Report every line from the material that contains the word "left".

■ ■ ■ ■ ■ ■ ■

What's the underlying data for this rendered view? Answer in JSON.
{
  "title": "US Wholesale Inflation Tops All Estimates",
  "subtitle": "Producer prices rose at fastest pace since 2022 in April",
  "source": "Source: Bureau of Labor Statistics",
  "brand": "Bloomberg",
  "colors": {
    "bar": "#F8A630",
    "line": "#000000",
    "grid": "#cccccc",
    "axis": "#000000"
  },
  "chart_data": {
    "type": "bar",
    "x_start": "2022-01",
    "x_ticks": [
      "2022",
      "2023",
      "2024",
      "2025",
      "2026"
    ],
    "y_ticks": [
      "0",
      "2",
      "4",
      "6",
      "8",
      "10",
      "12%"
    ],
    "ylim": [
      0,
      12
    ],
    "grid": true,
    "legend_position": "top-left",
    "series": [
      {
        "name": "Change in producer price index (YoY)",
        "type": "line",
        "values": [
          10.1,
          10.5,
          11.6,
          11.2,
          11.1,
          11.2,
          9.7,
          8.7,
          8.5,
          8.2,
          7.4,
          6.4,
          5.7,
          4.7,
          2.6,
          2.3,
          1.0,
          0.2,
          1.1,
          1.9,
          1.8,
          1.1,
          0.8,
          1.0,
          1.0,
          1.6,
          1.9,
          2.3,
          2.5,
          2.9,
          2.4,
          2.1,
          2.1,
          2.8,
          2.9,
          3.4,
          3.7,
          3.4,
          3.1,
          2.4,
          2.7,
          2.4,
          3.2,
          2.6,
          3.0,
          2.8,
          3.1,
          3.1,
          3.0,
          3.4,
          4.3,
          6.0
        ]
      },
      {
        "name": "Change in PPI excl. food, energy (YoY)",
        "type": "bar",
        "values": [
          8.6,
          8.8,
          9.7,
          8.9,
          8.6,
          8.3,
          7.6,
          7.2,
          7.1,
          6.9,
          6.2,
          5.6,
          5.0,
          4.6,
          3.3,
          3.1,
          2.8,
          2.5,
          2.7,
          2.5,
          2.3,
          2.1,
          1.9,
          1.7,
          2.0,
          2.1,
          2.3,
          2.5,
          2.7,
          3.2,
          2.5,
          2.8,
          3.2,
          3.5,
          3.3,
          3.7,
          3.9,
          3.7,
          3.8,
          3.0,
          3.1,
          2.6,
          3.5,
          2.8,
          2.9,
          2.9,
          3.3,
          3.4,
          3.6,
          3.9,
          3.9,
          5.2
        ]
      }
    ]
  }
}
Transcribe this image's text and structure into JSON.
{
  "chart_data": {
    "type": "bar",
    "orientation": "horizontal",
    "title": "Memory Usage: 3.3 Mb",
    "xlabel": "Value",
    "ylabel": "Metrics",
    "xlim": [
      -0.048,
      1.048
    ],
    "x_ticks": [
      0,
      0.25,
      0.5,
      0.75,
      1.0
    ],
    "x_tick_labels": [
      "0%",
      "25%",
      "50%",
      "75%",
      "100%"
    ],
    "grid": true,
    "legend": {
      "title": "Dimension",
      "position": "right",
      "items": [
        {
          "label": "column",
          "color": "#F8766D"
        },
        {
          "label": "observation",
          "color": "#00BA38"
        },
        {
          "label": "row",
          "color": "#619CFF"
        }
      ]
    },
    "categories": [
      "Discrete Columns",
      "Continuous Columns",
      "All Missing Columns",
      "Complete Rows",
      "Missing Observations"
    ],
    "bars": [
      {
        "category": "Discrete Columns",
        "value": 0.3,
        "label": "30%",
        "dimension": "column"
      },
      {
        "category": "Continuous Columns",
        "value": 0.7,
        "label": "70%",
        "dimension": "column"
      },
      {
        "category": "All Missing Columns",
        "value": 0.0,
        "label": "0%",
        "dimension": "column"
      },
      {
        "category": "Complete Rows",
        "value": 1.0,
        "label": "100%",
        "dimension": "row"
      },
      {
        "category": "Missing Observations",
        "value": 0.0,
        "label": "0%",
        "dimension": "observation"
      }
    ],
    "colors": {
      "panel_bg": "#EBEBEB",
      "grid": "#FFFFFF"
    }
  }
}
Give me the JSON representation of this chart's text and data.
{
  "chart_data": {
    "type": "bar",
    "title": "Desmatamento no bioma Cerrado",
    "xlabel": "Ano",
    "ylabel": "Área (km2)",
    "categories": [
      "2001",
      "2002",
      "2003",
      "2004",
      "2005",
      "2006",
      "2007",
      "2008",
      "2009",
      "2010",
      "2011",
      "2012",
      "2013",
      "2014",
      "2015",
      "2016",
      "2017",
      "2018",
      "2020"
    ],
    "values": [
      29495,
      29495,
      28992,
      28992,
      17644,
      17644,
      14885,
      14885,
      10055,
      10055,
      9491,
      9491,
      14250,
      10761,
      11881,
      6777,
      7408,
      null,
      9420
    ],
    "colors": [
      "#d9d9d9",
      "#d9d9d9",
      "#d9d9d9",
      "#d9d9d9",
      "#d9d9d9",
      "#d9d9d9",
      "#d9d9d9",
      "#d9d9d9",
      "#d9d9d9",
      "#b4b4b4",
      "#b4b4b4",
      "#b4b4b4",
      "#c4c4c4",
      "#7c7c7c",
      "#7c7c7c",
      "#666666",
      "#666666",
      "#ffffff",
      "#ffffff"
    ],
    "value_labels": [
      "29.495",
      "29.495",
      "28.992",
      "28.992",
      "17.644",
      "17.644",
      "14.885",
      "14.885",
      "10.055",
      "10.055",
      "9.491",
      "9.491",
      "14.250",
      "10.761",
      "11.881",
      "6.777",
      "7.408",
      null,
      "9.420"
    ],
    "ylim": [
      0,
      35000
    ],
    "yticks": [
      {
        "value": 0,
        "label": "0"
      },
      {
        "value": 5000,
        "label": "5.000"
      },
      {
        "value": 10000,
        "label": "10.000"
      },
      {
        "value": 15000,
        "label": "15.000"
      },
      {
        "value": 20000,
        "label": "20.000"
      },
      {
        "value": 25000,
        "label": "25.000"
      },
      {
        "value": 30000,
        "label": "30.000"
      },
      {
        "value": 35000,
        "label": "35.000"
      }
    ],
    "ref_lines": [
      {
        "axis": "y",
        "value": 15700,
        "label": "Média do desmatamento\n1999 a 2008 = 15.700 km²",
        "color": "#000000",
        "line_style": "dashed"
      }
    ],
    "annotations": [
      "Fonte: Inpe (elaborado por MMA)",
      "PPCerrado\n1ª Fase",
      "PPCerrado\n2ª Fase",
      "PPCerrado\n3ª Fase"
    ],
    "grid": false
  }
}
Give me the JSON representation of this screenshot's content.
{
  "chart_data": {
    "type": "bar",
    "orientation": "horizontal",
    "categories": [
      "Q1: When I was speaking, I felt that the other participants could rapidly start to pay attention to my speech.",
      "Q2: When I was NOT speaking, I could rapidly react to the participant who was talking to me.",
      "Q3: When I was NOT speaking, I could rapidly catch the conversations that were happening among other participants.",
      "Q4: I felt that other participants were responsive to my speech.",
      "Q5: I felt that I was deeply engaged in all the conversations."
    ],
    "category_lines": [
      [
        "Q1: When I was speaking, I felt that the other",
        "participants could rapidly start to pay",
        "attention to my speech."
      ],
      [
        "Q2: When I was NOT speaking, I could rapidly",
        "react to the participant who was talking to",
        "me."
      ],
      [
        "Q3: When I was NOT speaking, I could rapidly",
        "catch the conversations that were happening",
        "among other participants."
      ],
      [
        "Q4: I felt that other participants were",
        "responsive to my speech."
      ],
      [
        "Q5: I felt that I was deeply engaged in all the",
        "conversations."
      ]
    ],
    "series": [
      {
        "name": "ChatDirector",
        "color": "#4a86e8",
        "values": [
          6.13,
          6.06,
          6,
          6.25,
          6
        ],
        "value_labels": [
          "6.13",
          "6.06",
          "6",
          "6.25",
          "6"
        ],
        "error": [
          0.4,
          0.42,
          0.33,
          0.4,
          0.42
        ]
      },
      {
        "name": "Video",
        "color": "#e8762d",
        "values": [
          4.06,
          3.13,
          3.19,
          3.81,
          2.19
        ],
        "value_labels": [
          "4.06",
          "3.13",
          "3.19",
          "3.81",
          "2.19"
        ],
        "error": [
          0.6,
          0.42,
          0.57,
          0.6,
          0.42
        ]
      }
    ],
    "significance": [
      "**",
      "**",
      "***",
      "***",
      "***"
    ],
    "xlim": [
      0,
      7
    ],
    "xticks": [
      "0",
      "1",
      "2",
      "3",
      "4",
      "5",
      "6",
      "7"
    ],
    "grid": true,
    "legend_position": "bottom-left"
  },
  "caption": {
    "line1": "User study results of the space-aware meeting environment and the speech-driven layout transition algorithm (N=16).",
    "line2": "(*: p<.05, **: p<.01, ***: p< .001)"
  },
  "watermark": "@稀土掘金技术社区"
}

■ ■ ■ ■ ■ ■ ■

Problem solution
    "legend_position": "top-left",
    "legend_position": "bottom-left"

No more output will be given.